** BEGIN Input for this task **

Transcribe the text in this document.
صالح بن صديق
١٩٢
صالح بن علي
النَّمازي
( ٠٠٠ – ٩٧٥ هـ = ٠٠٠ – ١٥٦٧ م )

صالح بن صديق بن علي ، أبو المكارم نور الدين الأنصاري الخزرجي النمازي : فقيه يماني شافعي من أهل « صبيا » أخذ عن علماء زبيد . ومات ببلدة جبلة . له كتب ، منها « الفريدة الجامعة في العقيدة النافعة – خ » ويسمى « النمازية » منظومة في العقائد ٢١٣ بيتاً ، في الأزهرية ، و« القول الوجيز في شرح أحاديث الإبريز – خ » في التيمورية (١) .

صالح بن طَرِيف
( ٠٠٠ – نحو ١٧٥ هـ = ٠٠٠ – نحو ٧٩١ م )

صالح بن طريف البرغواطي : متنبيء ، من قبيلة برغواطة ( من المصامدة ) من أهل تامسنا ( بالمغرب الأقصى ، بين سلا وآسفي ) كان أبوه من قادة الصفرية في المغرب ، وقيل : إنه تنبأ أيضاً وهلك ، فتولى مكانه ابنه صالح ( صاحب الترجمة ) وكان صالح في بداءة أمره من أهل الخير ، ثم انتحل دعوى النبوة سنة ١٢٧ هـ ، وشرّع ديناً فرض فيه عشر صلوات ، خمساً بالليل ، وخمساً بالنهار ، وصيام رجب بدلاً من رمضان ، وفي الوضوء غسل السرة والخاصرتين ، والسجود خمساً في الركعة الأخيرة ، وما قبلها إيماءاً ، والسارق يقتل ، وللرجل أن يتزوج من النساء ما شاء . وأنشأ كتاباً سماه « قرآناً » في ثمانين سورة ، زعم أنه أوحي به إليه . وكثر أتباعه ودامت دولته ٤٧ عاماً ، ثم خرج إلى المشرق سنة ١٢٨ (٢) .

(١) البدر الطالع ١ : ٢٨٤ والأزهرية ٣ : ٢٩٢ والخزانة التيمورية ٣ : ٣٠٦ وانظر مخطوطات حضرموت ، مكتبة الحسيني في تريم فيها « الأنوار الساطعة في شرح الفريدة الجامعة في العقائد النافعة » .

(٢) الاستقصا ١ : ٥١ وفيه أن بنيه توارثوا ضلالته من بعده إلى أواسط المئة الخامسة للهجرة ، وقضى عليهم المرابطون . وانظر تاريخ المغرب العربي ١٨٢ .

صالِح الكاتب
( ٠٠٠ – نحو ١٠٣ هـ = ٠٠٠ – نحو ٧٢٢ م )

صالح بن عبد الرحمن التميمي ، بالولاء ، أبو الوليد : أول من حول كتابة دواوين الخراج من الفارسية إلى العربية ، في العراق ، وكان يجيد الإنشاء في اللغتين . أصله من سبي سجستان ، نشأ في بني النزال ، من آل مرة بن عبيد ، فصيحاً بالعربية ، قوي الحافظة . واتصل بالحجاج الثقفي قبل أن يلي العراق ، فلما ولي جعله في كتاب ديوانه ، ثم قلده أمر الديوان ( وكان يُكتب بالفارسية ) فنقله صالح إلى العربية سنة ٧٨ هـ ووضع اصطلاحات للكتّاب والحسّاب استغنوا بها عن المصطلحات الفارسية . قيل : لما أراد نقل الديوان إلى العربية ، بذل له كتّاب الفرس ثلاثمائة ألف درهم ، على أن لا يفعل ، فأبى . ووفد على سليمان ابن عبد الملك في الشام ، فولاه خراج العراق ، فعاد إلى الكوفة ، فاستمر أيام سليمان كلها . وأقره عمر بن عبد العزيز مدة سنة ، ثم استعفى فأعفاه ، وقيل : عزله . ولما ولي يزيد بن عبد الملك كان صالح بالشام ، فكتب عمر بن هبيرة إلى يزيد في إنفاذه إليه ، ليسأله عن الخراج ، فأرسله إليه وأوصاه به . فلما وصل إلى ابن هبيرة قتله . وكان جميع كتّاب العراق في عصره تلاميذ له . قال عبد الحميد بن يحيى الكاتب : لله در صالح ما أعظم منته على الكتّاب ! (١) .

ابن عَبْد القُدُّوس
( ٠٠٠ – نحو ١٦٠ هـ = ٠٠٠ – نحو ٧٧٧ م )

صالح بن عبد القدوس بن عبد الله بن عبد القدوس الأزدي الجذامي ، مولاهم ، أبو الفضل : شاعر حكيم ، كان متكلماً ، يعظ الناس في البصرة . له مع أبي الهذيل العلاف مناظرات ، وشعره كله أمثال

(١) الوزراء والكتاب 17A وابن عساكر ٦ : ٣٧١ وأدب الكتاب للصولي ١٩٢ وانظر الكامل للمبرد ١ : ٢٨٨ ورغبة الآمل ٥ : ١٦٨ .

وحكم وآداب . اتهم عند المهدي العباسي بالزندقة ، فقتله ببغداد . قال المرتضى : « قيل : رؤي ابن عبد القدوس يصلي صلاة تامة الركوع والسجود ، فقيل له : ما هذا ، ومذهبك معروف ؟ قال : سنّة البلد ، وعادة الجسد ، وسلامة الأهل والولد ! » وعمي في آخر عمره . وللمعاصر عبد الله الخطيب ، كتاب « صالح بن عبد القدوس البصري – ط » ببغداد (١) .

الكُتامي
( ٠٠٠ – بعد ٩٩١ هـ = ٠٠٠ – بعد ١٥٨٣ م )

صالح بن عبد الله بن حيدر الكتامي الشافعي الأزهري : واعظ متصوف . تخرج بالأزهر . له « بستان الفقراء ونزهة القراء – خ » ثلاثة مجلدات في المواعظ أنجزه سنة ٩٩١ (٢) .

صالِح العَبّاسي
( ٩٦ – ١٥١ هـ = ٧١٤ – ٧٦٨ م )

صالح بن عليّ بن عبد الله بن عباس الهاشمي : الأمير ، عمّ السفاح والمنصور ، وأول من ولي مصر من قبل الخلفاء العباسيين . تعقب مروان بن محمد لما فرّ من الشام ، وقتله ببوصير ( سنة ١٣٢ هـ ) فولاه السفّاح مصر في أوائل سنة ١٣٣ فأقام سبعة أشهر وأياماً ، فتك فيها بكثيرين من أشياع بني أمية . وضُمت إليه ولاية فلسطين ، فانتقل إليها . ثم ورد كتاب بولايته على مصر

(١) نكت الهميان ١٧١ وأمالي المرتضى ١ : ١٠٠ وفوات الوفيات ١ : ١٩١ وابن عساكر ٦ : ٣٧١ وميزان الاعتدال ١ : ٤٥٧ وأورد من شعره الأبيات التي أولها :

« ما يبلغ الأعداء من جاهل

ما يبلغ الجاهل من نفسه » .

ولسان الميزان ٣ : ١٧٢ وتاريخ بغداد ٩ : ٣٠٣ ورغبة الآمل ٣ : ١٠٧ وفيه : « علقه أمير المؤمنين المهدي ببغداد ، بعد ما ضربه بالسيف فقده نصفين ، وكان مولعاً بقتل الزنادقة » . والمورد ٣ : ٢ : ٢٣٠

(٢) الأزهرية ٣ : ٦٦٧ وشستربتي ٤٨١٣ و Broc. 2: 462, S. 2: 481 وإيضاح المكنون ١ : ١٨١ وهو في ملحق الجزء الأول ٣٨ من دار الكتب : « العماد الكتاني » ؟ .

** END Input for this task **
** BEGIN Input for this task **

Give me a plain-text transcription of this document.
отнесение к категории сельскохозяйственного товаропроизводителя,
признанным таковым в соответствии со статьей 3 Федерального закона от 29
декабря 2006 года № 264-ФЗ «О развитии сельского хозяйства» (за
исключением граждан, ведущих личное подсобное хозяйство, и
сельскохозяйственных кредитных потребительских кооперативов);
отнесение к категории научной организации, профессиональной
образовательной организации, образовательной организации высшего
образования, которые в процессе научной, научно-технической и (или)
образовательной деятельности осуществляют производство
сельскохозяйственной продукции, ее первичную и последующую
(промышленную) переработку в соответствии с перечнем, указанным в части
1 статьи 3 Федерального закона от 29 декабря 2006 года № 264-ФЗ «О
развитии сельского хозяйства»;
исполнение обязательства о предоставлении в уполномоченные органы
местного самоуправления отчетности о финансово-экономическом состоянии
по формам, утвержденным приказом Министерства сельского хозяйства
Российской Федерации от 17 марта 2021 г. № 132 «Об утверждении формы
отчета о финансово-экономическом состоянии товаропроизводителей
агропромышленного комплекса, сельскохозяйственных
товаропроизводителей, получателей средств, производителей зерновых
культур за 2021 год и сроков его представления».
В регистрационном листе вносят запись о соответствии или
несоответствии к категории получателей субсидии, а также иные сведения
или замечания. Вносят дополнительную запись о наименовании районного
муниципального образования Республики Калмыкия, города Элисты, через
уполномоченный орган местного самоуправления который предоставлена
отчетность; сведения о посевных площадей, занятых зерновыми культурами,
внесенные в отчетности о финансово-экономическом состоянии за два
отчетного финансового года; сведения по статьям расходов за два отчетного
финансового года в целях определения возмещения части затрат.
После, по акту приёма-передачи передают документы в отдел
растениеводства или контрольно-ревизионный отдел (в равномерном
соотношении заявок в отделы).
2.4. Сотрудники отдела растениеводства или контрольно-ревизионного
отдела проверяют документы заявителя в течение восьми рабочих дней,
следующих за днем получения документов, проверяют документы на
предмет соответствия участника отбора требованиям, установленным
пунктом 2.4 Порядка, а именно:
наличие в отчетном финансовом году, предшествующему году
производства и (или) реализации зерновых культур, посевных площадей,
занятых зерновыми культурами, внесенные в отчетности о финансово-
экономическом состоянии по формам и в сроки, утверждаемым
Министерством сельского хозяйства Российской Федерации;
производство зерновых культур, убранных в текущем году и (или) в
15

** END Input for this task **

Brief -
Copy each line of the listing in which the word "документы" can be found.

Task answer -
После, по акту приёма-передачи передают документы в отдел
отдела проверяют документы заявителя в течение восьми рабочих дней,
следующих за днем получения документов, проверяют документы на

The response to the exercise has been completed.